In the material below, find each line holding the string "indent" and copy it.

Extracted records
● ● ● ● ●
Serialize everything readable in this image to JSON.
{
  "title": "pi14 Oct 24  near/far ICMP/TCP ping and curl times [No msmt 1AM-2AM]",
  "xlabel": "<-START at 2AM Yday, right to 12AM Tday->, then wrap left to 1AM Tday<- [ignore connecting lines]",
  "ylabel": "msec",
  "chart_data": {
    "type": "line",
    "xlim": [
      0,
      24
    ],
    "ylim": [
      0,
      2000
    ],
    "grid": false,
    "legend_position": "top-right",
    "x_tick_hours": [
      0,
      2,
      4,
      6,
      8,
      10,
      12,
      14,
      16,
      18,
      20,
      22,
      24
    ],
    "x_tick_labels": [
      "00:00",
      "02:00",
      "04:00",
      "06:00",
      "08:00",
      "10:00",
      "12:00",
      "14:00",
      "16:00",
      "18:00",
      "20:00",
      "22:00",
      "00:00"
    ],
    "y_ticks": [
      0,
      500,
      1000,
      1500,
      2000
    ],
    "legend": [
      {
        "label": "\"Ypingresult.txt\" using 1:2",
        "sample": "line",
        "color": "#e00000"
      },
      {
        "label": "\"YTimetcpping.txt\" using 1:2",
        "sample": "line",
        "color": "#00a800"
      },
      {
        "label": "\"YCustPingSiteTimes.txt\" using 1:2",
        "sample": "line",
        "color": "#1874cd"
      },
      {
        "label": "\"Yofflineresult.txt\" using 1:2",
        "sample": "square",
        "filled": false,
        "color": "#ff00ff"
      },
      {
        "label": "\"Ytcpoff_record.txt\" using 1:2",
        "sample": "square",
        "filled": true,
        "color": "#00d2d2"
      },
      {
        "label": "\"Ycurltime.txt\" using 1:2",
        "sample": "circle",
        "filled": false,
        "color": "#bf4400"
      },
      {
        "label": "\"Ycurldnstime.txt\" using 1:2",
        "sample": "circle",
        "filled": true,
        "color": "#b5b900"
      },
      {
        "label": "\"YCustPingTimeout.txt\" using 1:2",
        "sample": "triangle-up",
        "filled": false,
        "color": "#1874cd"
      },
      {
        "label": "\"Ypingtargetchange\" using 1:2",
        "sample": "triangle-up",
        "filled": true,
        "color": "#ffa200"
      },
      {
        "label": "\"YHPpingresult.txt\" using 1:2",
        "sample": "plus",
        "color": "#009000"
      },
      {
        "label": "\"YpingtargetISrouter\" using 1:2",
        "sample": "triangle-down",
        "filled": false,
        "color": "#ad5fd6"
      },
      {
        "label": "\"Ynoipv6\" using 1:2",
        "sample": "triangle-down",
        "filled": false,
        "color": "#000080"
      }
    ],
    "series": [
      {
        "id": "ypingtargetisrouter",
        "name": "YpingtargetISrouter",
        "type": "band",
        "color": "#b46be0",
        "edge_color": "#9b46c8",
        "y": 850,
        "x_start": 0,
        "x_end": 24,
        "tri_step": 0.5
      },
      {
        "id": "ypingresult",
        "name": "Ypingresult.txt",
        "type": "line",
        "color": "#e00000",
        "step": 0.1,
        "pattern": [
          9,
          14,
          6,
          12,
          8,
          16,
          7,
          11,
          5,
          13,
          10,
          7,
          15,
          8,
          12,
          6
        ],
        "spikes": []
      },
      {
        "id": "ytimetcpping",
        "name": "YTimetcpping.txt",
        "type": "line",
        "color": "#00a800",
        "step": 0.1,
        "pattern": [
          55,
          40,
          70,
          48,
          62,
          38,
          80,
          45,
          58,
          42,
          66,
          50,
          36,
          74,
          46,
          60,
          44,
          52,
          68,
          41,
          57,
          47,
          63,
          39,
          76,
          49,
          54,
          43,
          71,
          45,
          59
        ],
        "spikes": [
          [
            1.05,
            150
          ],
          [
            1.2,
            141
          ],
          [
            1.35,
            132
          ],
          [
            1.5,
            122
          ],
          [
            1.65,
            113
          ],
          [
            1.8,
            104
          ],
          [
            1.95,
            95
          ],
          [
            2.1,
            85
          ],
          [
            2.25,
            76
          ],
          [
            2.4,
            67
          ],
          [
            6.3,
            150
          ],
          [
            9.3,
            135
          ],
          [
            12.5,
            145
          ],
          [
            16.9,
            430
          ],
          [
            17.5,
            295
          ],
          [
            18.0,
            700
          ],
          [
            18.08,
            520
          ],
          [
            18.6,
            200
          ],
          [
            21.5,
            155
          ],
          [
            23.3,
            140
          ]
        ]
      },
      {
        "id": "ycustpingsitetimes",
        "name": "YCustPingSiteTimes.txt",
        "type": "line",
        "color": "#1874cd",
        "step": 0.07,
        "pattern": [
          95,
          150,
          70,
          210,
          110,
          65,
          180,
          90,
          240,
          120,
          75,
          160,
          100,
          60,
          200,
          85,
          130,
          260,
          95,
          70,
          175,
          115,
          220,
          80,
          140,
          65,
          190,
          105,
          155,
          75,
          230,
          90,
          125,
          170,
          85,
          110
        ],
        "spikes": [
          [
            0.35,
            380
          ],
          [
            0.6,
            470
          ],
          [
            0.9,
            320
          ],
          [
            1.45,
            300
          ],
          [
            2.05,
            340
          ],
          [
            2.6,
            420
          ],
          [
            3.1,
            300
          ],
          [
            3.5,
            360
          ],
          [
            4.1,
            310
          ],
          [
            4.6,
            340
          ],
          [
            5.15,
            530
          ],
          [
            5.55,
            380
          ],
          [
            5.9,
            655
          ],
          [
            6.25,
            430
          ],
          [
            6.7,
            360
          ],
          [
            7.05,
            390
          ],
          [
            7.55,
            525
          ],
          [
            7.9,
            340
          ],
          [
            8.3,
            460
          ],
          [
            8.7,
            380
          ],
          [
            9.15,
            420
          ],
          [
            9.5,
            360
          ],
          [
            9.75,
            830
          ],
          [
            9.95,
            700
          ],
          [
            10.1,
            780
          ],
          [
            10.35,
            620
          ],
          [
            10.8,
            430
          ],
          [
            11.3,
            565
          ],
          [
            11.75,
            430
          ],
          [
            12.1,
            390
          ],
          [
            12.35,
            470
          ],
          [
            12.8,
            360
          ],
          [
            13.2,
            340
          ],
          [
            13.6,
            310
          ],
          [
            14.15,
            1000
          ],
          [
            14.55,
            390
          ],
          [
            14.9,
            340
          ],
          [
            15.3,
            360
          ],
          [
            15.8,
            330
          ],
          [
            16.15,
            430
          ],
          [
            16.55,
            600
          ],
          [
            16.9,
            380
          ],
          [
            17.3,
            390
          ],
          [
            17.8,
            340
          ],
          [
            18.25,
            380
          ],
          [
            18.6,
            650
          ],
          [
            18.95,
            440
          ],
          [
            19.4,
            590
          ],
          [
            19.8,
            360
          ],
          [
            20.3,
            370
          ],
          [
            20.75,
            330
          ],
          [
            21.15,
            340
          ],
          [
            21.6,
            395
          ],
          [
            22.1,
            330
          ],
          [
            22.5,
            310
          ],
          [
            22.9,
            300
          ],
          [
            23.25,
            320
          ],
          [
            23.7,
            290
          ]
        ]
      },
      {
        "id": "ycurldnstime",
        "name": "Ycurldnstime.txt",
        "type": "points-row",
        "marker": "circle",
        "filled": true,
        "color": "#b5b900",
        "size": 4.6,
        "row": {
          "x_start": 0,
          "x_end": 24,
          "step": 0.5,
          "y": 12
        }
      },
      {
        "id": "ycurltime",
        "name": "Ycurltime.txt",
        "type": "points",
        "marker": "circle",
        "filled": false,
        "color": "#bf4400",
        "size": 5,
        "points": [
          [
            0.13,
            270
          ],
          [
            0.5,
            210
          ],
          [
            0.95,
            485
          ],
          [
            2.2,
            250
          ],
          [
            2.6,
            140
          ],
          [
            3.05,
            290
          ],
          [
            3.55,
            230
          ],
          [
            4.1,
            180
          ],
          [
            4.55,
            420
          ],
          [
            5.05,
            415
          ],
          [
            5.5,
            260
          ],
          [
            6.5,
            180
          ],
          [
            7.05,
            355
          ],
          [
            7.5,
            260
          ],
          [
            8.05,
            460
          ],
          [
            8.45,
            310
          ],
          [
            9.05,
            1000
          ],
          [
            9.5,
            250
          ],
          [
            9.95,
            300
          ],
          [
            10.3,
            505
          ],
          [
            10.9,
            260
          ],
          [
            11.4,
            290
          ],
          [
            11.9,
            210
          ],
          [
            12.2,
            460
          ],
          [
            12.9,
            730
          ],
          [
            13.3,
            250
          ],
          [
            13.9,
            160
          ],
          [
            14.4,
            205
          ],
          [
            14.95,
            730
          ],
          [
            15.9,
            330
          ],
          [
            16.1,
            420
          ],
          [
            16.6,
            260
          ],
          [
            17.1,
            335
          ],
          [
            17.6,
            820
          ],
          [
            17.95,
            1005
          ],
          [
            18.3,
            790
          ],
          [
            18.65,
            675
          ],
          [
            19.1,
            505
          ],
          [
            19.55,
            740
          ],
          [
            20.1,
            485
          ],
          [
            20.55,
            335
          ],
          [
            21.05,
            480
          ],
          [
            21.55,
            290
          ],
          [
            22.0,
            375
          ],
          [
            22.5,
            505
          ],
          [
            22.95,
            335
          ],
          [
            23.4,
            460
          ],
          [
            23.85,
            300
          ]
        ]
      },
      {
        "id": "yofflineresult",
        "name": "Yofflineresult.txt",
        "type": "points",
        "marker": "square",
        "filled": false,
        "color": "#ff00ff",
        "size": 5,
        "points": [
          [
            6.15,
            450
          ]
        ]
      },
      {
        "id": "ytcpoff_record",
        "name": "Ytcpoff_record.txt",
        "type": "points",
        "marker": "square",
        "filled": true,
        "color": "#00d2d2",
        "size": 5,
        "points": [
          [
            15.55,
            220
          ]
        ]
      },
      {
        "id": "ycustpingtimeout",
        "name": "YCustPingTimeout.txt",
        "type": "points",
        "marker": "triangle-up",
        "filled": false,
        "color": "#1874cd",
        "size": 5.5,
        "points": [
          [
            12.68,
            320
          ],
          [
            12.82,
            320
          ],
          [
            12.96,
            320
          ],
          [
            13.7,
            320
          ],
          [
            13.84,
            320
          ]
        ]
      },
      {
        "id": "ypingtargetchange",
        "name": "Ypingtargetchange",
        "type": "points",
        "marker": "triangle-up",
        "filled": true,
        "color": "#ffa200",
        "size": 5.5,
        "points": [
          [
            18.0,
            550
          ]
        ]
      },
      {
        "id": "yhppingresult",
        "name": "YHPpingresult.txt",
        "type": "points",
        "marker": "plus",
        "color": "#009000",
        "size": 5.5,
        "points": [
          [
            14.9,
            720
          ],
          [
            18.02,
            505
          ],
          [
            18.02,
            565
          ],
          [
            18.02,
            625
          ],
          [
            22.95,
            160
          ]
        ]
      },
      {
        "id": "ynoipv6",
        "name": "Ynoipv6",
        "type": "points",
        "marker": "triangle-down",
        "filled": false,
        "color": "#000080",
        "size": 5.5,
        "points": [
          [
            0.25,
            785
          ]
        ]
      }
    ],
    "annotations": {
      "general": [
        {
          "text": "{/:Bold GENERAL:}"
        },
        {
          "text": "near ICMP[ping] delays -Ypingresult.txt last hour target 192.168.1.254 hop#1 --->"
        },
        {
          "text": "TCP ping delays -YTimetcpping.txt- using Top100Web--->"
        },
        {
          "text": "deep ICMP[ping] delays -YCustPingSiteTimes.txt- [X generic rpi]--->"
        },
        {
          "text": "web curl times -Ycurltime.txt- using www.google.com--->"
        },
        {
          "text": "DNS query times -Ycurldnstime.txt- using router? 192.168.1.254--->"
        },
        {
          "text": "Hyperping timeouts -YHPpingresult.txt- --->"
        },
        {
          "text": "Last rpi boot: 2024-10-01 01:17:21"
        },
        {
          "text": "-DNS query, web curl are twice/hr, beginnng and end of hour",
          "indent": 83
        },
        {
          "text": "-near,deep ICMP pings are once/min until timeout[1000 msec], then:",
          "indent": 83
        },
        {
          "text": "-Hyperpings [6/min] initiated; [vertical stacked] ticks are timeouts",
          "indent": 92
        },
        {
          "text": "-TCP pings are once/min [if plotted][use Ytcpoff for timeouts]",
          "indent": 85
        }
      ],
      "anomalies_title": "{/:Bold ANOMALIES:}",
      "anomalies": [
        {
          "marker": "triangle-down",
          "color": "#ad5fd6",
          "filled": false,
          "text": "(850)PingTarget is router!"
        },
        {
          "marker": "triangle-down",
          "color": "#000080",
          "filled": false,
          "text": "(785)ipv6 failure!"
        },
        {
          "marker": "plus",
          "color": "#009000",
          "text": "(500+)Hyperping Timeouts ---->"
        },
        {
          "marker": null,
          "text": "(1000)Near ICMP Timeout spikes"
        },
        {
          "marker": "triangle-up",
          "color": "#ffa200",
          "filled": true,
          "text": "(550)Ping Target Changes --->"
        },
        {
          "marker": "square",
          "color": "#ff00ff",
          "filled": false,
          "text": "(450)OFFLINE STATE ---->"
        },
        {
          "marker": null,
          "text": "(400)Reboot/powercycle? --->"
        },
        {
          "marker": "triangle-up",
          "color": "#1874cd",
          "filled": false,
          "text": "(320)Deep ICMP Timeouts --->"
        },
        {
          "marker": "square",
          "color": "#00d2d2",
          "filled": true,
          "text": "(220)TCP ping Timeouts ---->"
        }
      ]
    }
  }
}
● ● ● ● ●
RESPONSE FOR THIS EXERCISE>
          "indent": 83
          "indent": 83
          "indent": 92
          "indent": 85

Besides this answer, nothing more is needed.